**OBJECTIVE:**
Copy the data that follows, character for character, minus the pictures.

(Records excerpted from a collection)
## begin
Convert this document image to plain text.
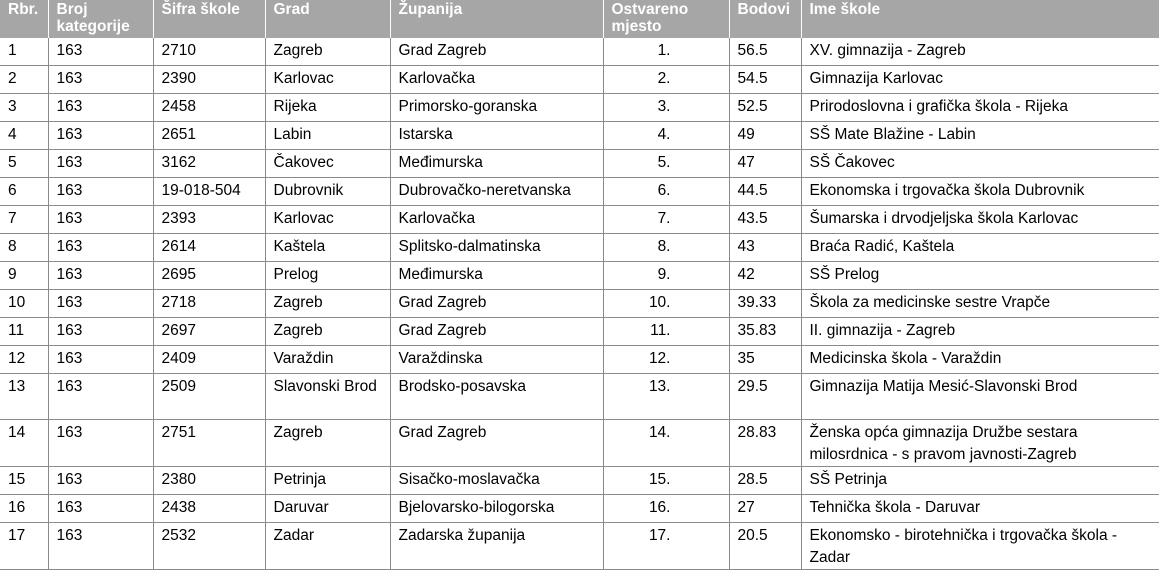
Rbr.	Broj kategorije	Šifra škole	Grad	Županija	Ostvareno mjesto	Bodovi	Ime škole
1	163	2710	Zagreb	Grad Zagreb	1.	56.5	XV. gimnazija - Zagreb
2	163	2390	Karlovac	Karlovačka	2.	54.5	Gimnazija Karlovac
3	163	2458	Rijeka	Primorsko-goranska	3.	52.5	Prirodoslovna i grafička škola - Rijeka
4	163	2651	Labin	Istarska	4.	49	SŠ Mate Blažine - Labin
5	163	3162	Čakovec	Međimurska	5.	47	SŠ Čakovec
6	163	19-018-504	Dubrovnik	Dubrovačko-neretvanska	6.	44.5	Ekonomska i trgovačka škola Dubrovnik
7	163	2393	Karlovac	Karlovačka	7.	43.5	Šumarska i drvodjeljska škola Karlovac
8	163	2614	Kaštela	Splitsko-dalmatinska	8.	43	Braća Radić, Kaštela
9	163	2695	Prelog	Međimurska	9.	42	SŠ Prelog
10	163	2718	Zagreb	Grad Zagreb	10.	39.33	Škola za medicinske sestre Vrapče
11	163	2697	Zagreb	Grad Zagreb	11.	35.83	II. gimnazija - Zagreb
12	163	2409	Varaždin	Varaždinska	12.	35	Medicinska škola - Varaždin
13	163	2509	Slavonski Brod	Brodsko-posavska	13.	29.5	Gimnazija Matija Mesić-Slavonski Brod
14	163	2751	Zagreb	Grad Zagreb	14.	28.83	Ženska opća gimnazija Družbe sestara milosrdnica - s pravom javnosti-Zagreb
15	163	2380	Petrinja	Sisačko-moslavačka	15.	28.5	SŠ Petrinja
16	163	2438	Daruvar	Bjelovarsko-bilogorska	16.	27	Tehnička škola - Daruvar
17	163	2532	Zadar	Zadarska županija	17.	20.5	Ekonomsko - birotehnička i trgovačka škola - Zadar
## end
**TASK ANSWER:**
Convert this document image to plain text.
Rbr.	Broj kategorije	Šifra škole	Grad	Županija	Ostvareno mjesto	Bodovi	Ime škole
1	163	2710	Zagreb	Grad Zagreb	1.	56.5	XV. gimnazija - Zagreb
2	163	2390	Karlovac	Karlovačka	2.	54.5	Gimnazija Karlovac
3	163	2458	Rijeka	Primorsko-goranska	3.	52.5	Prirodoslovna i grafička škola - Rijeka
4	163	2651	Labin	Istarska	4.	49	SŠ Mate Blažine - Labin
5	163	3162	Čakovec	Međimurska	5.	47	SŠ Čakovec
6	163	19-018-504	Dubrovnik	Dubrovačko-neretvanska	6.	44.5	Ekonomska i trgovačka škola Dubrovnik
7	163	2393	Karlovac	Karlovačka	7.	43.5	Šumarska i drvodjeljska škola Karlovac
8	163	2614	Kaštela	Splitsko-dalmatinska	8.	43	Braća Radić, Kaštela
9	163	2695	Prelog	Međimurska	9.	42	SŠ Prelog
10	163	2718	Zagreb	Grad Zagreb	10.	39.33	Škola za medicinske sestre Vrapče
11	163	2697	Zagreb	Grad Zagreb	11.	35.83	II. gimnazija - Zagreb
12	163	2409	Varaždin	Varaždinska	12.	35	Medicinska škola - Varaždin
13	163	2509	Slavonski Brod	Brodsko-posavska	13.	29.5	Gimnazija Matija Mesić-Slavonski Brod
14	163	2751	Zagreb	Grad Zagreb	14.	28.83	Ženska opća gimnazija Družbe sestara milosrdnica - s pravom javnosti-Zagreb
15	163	2380	Petrinja	Sisačko-moslavačka	15.	28.5	SŠ Petrinja
16	163	2438	Daruvar	Bjelovarsko-bilogorska	16.	27	Tehnička škola - Daruvar
17	163	2532	Zadar	Zadarska županija	17.	20.5	Ekonomsko - birotehnička i trgovačka škola - Zadar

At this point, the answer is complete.